**WHAT YOU WILL DO**
Counting only lines that hold "rnds", give the total and nothing more.

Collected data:

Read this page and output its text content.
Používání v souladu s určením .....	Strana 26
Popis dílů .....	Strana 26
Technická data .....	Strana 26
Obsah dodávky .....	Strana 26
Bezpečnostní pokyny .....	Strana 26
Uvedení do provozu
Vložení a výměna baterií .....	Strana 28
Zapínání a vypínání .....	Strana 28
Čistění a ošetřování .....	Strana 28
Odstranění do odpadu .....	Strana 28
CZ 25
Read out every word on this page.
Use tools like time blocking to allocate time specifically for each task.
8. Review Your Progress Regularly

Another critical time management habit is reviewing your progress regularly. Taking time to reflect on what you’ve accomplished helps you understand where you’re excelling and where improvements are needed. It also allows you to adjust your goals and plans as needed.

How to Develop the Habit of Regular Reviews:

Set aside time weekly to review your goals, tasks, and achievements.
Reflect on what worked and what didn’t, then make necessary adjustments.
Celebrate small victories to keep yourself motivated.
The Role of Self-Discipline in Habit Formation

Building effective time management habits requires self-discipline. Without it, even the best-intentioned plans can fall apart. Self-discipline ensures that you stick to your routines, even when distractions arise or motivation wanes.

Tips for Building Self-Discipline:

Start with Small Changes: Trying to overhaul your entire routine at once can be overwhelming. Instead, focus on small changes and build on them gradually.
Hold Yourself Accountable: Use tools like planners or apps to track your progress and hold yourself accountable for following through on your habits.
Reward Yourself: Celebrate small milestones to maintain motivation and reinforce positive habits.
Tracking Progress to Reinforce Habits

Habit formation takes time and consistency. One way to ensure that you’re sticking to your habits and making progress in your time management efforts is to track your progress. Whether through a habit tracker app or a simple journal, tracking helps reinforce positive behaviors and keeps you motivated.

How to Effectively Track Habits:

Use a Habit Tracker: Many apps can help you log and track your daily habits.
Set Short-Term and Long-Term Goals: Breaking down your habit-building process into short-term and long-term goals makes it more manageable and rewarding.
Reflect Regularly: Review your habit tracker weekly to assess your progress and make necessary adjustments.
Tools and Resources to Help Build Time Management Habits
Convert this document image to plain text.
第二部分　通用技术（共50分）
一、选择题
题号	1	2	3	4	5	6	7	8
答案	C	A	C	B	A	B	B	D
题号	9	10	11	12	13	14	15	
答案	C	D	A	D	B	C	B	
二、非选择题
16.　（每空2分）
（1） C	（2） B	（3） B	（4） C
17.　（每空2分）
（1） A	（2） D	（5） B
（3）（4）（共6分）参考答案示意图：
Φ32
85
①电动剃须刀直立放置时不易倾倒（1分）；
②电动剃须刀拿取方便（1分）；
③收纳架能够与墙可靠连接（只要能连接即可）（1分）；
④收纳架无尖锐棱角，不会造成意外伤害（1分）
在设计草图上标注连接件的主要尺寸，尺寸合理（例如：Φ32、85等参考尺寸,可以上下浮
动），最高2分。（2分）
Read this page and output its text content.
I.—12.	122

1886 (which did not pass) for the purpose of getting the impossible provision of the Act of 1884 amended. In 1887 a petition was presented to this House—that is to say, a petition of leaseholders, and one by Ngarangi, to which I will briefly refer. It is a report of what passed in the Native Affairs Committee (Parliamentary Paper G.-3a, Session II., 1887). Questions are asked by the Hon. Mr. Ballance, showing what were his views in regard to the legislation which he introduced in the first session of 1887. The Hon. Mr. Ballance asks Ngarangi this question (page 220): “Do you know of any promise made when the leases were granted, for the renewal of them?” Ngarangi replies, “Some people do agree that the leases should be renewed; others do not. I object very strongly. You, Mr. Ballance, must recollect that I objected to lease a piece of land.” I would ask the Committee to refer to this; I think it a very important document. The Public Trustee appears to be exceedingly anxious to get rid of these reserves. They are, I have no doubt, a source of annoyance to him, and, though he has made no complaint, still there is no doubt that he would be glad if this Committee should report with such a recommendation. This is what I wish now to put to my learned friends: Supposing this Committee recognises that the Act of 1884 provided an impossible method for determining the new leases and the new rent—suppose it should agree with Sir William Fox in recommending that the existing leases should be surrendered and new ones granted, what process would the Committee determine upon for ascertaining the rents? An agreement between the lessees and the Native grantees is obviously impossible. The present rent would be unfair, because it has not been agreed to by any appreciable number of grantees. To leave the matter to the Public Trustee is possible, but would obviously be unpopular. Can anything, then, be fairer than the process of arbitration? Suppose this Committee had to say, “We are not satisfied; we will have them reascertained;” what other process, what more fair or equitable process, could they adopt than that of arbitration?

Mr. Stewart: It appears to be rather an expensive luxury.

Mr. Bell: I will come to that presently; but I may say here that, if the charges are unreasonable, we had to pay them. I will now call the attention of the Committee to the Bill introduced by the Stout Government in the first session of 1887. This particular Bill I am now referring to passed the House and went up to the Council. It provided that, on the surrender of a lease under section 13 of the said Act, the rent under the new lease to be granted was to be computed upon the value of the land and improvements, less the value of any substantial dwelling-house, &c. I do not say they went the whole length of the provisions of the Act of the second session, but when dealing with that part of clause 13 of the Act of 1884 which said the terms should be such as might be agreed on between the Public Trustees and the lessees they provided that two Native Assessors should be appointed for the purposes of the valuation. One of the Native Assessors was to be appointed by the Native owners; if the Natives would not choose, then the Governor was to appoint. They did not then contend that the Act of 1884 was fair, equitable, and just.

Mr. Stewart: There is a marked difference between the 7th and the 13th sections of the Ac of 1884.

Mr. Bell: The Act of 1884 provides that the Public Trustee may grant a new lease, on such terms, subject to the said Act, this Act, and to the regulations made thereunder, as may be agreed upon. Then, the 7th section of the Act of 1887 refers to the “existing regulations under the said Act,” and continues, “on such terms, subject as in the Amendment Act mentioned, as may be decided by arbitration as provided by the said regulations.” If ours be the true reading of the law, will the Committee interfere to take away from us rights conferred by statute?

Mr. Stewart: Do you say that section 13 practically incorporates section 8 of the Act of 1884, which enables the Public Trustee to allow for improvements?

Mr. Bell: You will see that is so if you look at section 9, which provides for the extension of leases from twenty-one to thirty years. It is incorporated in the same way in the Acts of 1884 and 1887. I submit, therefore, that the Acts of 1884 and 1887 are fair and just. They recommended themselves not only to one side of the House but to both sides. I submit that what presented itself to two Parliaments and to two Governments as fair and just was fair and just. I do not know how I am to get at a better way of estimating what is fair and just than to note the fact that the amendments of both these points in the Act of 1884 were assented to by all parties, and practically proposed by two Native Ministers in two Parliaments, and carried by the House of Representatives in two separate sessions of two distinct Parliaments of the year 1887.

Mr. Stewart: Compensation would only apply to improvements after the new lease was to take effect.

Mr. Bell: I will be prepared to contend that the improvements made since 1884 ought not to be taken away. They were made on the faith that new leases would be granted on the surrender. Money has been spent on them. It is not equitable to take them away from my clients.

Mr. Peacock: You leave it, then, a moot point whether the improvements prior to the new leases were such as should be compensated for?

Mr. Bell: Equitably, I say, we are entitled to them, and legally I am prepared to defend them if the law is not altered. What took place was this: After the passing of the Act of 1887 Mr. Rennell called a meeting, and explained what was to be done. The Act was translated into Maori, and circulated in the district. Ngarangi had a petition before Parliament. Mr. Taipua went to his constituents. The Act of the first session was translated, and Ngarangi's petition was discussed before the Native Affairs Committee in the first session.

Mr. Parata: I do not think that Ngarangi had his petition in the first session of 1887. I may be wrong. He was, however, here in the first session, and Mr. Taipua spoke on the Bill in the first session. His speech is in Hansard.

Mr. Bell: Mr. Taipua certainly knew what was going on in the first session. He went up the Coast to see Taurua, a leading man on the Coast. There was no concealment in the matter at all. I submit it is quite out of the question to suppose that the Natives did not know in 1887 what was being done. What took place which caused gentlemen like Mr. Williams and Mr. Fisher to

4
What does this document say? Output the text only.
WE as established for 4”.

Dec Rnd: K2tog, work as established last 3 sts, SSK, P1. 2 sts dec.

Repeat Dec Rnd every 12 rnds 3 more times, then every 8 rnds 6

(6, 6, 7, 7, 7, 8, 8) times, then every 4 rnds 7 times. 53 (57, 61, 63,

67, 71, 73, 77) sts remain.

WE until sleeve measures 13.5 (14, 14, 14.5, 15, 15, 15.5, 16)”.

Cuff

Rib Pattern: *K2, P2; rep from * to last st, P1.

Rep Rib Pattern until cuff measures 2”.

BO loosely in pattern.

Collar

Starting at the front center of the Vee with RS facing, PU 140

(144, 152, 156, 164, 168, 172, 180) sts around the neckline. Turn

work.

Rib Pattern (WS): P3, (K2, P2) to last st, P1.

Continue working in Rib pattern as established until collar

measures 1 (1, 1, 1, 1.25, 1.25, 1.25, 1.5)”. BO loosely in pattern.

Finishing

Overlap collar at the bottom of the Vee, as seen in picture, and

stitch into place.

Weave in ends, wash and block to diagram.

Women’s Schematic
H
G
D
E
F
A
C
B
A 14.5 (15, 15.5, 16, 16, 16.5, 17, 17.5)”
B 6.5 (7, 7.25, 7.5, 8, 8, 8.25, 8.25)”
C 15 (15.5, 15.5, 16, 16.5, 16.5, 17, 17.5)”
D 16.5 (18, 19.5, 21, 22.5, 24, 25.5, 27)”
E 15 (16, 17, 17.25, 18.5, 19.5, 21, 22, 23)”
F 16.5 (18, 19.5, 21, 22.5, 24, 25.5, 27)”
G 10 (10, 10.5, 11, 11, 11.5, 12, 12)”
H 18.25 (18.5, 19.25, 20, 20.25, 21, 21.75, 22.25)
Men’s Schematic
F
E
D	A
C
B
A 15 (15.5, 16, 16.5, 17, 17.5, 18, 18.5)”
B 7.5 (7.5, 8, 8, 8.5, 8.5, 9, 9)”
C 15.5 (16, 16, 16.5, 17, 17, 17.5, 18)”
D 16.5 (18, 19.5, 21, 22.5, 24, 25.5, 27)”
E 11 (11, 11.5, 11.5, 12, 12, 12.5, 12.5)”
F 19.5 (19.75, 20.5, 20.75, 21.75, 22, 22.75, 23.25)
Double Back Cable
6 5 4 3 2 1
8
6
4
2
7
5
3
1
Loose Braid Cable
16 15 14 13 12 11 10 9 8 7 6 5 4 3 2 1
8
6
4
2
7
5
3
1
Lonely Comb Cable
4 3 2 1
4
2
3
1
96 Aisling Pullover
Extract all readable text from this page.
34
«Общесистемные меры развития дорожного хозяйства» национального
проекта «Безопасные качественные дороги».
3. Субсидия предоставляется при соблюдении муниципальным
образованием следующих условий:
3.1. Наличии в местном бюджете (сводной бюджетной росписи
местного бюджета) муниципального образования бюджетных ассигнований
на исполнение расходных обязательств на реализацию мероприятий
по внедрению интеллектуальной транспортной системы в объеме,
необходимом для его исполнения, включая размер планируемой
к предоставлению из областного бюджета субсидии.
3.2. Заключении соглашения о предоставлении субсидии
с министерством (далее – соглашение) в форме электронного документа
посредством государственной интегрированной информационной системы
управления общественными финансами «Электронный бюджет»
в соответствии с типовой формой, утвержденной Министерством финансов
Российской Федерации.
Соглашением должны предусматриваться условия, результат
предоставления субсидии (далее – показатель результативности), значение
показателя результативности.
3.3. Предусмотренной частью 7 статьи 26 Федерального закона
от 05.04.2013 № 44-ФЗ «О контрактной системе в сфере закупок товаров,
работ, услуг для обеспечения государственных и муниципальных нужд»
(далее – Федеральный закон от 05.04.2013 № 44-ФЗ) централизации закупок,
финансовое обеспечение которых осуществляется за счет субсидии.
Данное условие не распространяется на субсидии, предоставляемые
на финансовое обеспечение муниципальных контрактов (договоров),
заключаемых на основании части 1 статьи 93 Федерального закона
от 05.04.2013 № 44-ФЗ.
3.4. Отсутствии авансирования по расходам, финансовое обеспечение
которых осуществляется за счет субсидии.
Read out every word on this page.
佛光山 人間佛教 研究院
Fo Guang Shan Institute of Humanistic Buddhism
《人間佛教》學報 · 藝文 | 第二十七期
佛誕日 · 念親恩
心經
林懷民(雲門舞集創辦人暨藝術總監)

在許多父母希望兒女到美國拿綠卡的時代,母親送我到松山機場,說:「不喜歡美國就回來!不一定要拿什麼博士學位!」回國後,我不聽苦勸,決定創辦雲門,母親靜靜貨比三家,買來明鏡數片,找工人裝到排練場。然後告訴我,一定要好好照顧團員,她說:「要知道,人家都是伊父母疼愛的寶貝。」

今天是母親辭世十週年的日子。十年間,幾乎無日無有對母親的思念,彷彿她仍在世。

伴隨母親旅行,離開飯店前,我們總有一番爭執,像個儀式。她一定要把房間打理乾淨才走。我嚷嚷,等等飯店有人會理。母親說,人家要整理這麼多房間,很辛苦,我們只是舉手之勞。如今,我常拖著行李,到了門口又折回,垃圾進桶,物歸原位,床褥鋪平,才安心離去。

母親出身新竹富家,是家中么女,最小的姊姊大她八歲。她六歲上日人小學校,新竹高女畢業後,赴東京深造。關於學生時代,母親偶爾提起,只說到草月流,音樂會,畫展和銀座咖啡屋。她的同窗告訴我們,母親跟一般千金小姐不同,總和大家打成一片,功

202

**ANSWER TO THE PROBLEM**
2